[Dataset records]
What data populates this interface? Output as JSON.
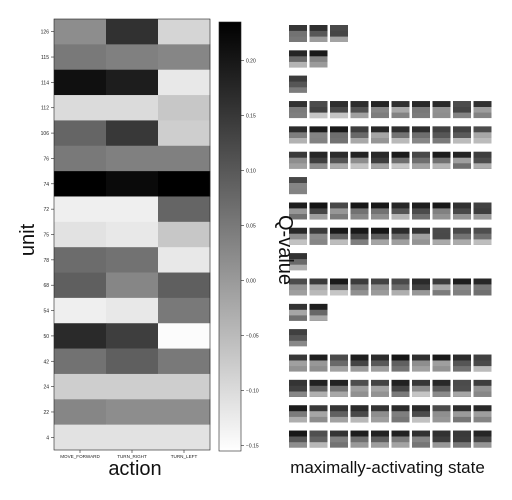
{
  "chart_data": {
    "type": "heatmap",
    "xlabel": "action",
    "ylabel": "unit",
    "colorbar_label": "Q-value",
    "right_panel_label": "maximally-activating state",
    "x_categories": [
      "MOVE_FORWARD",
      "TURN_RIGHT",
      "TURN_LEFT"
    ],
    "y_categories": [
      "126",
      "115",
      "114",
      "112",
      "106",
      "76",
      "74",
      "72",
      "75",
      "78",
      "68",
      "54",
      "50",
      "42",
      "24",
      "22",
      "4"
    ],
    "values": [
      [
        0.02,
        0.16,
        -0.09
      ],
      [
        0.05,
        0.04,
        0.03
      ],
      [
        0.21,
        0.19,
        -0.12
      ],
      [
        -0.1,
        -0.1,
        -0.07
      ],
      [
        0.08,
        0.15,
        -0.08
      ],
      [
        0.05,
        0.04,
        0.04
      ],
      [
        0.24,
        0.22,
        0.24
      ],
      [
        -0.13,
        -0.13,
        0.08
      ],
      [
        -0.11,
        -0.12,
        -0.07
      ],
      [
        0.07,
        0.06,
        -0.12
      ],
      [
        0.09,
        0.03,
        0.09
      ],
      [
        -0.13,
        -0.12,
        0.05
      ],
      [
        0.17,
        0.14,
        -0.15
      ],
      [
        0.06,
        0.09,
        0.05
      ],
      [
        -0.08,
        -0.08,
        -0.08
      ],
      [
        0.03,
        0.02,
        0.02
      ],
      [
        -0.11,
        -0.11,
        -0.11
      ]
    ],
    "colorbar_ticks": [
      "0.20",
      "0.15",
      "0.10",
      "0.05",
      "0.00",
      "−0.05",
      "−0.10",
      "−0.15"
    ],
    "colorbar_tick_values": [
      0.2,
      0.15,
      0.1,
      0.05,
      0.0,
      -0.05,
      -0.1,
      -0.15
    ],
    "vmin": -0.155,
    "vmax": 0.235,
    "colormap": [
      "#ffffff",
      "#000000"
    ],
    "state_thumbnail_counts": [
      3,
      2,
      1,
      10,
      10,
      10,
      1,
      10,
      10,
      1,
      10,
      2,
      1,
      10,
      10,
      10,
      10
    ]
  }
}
---
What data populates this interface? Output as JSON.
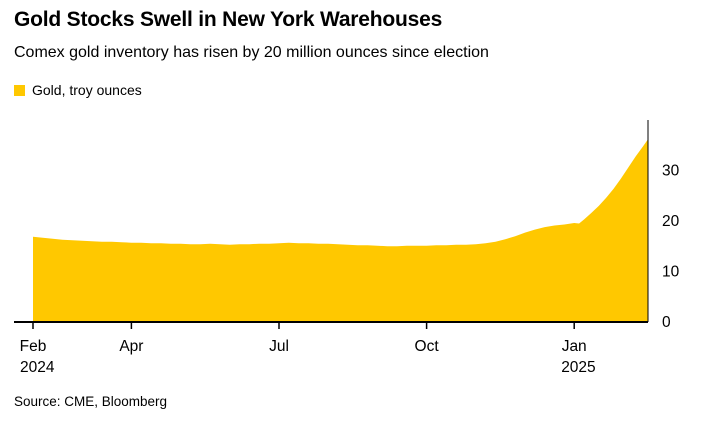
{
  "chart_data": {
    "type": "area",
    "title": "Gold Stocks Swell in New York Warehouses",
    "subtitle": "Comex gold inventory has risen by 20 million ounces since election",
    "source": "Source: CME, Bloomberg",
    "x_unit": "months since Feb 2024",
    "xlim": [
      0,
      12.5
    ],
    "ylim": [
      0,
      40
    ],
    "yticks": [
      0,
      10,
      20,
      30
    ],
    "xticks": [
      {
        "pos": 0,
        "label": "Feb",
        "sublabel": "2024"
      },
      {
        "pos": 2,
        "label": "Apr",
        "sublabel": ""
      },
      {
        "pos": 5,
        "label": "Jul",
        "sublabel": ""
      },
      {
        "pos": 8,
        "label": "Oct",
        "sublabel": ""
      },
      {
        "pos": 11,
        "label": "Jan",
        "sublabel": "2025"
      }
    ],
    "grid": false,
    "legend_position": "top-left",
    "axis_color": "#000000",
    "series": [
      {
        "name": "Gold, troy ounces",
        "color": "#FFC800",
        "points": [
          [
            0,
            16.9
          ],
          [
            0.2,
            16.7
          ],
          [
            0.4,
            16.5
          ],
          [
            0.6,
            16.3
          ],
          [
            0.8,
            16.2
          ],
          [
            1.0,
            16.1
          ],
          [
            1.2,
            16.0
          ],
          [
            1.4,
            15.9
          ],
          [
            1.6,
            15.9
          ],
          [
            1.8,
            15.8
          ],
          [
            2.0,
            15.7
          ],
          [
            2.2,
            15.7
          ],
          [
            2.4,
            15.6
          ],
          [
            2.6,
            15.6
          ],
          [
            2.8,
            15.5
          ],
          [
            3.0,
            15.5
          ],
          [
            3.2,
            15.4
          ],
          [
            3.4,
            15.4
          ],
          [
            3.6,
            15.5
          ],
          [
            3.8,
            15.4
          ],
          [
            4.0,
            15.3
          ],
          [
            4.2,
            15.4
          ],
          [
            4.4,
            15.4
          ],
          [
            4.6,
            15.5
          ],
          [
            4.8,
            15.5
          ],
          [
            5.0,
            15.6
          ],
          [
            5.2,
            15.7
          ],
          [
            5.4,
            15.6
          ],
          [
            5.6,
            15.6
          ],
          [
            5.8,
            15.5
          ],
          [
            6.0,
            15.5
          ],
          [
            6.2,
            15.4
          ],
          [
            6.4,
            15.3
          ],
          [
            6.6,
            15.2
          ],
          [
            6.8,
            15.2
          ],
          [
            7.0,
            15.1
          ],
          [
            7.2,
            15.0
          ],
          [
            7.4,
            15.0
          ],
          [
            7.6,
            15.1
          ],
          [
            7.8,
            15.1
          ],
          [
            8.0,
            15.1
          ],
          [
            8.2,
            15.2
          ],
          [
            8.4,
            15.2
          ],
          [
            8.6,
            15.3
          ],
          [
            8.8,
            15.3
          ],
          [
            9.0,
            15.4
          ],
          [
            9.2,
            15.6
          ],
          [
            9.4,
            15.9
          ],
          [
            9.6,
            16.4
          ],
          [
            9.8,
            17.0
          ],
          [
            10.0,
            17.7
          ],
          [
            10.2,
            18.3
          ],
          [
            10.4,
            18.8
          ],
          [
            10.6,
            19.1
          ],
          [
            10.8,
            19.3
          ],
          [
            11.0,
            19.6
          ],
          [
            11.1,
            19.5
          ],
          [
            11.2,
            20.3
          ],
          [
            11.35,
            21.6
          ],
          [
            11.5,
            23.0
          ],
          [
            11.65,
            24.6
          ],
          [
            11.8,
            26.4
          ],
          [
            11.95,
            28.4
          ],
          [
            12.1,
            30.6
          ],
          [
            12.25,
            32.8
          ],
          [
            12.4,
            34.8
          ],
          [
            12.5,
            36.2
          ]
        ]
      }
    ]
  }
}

> [Objective]:
Identify each line containing the string "since" and copy it out.

> [Response]:
    "subtitle": "Comex gold inventory has risen by 20 million ounces since election",
    "x_unit": "months since Feb 2024",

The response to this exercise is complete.